The problem: When you answer, restate the entries below without altering anything.

Recorded data:

____________

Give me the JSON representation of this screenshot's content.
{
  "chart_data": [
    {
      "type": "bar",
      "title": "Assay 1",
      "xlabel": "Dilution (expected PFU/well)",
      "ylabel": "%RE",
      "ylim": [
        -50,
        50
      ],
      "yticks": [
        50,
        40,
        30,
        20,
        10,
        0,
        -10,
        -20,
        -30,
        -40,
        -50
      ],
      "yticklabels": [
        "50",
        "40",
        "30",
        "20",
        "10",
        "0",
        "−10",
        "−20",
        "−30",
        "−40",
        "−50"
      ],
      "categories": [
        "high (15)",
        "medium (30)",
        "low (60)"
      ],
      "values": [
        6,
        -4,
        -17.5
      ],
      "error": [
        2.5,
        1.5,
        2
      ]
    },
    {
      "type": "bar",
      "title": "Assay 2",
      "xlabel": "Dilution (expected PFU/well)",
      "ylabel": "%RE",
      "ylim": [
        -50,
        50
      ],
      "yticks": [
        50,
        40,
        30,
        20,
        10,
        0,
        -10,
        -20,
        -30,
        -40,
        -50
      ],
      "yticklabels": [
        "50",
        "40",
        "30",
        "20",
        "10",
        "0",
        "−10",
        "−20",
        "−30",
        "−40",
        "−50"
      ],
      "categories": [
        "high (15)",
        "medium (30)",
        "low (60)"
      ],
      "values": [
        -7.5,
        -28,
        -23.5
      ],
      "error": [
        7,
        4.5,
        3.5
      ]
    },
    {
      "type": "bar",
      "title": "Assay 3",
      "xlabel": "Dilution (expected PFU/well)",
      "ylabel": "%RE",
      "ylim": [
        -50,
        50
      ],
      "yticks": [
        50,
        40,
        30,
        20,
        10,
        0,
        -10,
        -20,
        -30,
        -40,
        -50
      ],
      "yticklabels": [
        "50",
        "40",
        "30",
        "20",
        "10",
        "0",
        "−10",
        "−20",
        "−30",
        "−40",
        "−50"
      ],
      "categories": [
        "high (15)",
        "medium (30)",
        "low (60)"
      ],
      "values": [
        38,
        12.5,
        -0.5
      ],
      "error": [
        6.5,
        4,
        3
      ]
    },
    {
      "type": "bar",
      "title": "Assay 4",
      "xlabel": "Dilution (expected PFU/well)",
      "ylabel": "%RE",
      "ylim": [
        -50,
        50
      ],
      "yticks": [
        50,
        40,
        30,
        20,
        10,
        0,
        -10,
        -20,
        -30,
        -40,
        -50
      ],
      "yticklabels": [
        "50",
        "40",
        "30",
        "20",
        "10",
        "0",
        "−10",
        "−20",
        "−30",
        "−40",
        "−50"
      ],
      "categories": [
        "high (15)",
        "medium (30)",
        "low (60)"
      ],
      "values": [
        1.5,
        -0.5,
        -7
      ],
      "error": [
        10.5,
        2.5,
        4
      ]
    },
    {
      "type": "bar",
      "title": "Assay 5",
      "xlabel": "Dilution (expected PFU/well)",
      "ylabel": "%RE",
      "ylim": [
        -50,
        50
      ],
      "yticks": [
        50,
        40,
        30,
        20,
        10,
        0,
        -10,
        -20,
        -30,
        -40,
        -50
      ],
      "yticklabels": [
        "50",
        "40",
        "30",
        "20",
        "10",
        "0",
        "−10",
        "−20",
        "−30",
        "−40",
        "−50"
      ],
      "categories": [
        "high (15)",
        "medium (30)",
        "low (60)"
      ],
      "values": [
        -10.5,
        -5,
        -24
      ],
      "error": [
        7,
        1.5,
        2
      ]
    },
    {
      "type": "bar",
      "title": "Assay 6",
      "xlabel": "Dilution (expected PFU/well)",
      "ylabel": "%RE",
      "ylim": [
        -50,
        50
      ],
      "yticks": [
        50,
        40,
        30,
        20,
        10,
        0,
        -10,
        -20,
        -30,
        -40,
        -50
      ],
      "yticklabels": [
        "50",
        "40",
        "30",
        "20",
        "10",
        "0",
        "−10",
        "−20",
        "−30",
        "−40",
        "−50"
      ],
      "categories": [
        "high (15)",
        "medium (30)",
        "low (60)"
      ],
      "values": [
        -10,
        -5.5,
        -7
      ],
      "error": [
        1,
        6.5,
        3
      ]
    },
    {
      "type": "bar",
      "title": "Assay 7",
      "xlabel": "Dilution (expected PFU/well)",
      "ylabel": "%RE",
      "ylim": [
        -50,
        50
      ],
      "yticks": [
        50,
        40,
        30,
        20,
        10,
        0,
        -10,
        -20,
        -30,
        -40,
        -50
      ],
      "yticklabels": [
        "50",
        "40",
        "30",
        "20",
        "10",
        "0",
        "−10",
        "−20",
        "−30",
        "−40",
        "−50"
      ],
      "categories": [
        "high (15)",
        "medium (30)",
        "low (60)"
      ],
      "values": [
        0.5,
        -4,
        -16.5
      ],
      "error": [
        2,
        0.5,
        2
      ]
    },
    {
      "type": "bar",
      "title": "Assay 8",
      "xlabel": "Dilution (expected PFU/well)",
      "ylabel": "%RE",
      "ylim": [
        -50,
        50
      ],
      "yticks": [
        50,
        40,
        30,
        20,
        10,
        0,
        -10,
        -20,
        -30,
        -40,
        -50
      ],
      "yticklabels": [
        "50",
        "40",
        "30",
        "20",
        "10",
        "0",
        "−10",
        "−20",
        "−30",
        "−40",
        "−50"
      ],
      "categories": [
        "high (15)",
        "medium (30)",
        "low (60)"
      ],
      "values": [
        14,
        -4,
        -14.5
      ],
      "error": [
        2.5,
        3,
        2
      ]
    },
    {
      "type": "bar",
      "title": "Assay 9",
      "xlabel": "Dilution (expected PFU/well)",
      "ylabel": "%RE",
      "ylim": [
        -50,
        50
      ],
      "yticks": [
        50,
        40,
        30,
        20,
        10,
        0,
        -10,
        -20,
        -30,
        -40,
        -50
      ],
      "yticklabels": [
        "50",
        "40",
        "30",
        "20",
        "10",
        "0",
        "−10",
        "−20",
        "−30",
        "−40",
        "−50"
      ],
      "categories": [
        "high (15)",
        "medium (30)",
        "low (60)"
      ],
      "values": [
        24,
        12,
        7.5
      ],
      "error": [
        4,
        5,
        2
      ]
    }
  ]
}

____________

Exercise output:
Give me the JSON representation of this screenshot's content.
{
  "chart_data": [
    {
      "type": "bar",
      "title": "Assay 1",
      "xlabel": "Dilution (expected PFU/well)",
      "ylabel": "%RE",
      "ylim": [
        -50,
        50
      ],
      "yticks": [
        50,
        40,
        30,
        20,
        10,
        0,
        -10,
        -20,
        -30,
        -40,
        -50
      ],
      "yticklabels": [
        "50",
        "40",
        "30",
        "20",
        "10",
        "0",
        "−10",
        "−20",
        "−30",
        "−40",
        "−50"
      ],
      "categories": [
        "high (15)",
        "medium (30)",
        "low (60)"
      ],
      "values": [
        6,
        -4,
        -17.5
      ],
      "error": [
        2.5,
        1.5,
        2
      ]
    },
    {
      "type": "bar",
      "title": "Assay 2",
      "xlabel": "Dilution (expected PFU/well)",
      "ylabel": "%RE",
      "ylim": [
        -50,
        50
      ],
      "yticks": [
        50,
        40,
        30,
        20,
        10,
        0,
        -10,
        -20,
        -30,
        -40,
        -50
      ],
      "yticklabels": [
        "50",
        "40",
        "30",
        "20",
        "10",
        "0",
        "−10",
        "−20",
        "−30",
        "−40",
        "−50"
      ],
      "categories": [
        "high (15)",
        "medium (30)",
        "low (60)"
      ],
      "values": [
        -7.5,
        -28,
        -23.5
      ],
      "error": [
        7,
        4.5,
        3.5
      ]
    },
    {
      "type": "bar",
      "title": "Assay 3",
      "xlabel": "Dilution (expected PFU/well)",
      "ylabel": "%RE",
      "ylim": [
        -50,
        50
      ],
      "yticks": [
        50,
        40,
        30,
        20,
        10,
        0,
        -10,
        -20,
        -30,
        -40,
        -50
      ],
      "yticklabels": [
        "50",
        "40",
        "30",
        "20",
        "10",
        "0",
        "−10",
        "−20",
        "−30",
        "−40",
        "−50"
      ],
      "categories": [
        "high (15)",
        "medium (30)",
        "low (60)"
      ],
      "values": [
        38,
        12.5,
        -0.5
      ],
      "error": [
        6.5,
        4,
        3
      ]
    },
    {
      "type": "bar",
      "title": "Assay 4",
      "xlabel": "Dilution (expected PFU/well)",
      "ylabel": "%RE",
      "ylim": [
        -50,
        50
      ],
      "yticks": [
        50,
        40,
        30,
        20,
        10,
        0,
        -10,
        -20,
        -30,
        -40,
        -50
      ],
      "yticklabels": [
        "50",
        "40",
        "30",
        "20",
        "10",
        "0",
        "−10",
        "−20",
        "−30",
        "−40",
        "−50"
      ],
      "categories": [
        "high (15)",
        "medium (30)",
        "low (60)"
      ],
      "values": [
        1.5,
        -0.5,
        -7
      ],
      "error": [
        10.5,
        2.5,
        4
      ]
    },
    {
      "type": "bar",
      "title": "Assay 5",
      "xlabel": "Dilution (expected PFU/well)",
      "ylabel": "%RE",
      "ylim": [
        -50,
        50
      ],
      "yticks": [
        50,
        40,
        30,
        20,
        10,
        0,
        -10,
        -20,
        -30,
        -40,
        -50
      ],
      "yticklabels": [
        "50",
        "40",
        "30",
        "20",
        "10",
        "0",
        "−10",
        "−20",
        "−30",
        "−40",
        "−50"
      ],
      "categories": [
        "high (15)",
        "medium (30)",
        "low (60)"
      ],
      "values": [
        -10.5,
        -5,
        -24
      ],
      "error": [
        7,
        1.5,
        2
      ]
    },
    {
      "type": "bar",
      "title": "Assay 6",
      "xlabel": "Dilution (expected PFU/well)",
      "ylabel": "%RE",
      "ylim": [
        -50,
        50
      ],
      "yticks": [
        50,
        40,
        30,
        20,
        10,
        0,
        -10,
        -20,
        -30,
        -40,
        -50
      ],
      "yticklabels": [
        "50",
        "40",
        "30",
        "20",
        "10",
        "0",
        "−10",
        "−20",
        "−30",
        "−40",
        "−50"
      ],
      "categories": [
        "high (15)",
        "medium (30)",
        "low (60)"
      ],
      "values": [
        -10,
        -5.5,
        -7
      ],
      "error": [
        1,
        6.5,
        3
      ]
    },
    {
      "type": "bar",
      "title": "Assay 7",
      "xlabel": "Dilution (expected PFU/well)",
      "ylabel": "%RE",
      "ylim": [
        -50,
        50
      ],
      "yticks": [
        50,
        40,
        30,
        20,
        10,
        0,
        -10,
        -20,
        -30,
        -40,
        -50
      ],
      "yticklabels": [
        "50",
        "40",
        "30",
        "20",
        "10",
        "0",
        "−10",
        "−20",
        "−30",
        "−40",
        "−50"
      ],
      "categories": [
        "high (15)",
        "medium (30)",
        "low (60)"
      ],
      "values": [
        0.5,
        -4,
        -16.5
      ],
      "error": [
        2,
        0.5,
        2
      ]
    },
    {
      "type": "bar",
      "title": "Assay 8",
      "xlabel": "Dilution (expected PFU/well)",
      "ylabel": "%RE",
      "ylim": [
        -50,
        50
      ],
      "yticks": [
        50,
        40,
        30,
        20,
        10,
        0,
        -10,
        -20,
        -30,
        -40,
        -50
      ],
      "yticklabels": [
        "50",
        "40",
        "30",
        "20",
        "10",
        "0",
        "−10",
        "−20",
        "−30",
        "−40",
        "−50"
      ],
      "categories": [
        "high (15)",
        "medium (30)",
        "low (60)"
      ],
      "values": [
        14,
        -4,
        -14.5
      ],
      "error": [
        2.5,
        3,
        2
      ]
    },
    {
      "type": "bar",
      "title": "Assay 9",
      "xlabel": "Dilution (expected PFU/well)",
      "ylabel": "%RE",
      "ylim": [
        -50,
        50
      ],
      "yticks": [
        50,
        40,
        30,
        20,
        10,
        0,
        -10,
        -20,
        -30,
        -40,
        -50
      ],
      "yticklabels": [
        "50",
        "40",
        "30",
        "20",
        "10",
        "0",
        "−10",
        "−20",
        "−30",
        "−40",
        "−50"
      ],
      "categories": [
        "high (15)",
        "medium (30)",
        "low (60)"
      ],
      "values": [
        24,
        12,
        7.5
      ],
      "error": [
        4,
        5,
        2
      ]
    }
  ]
}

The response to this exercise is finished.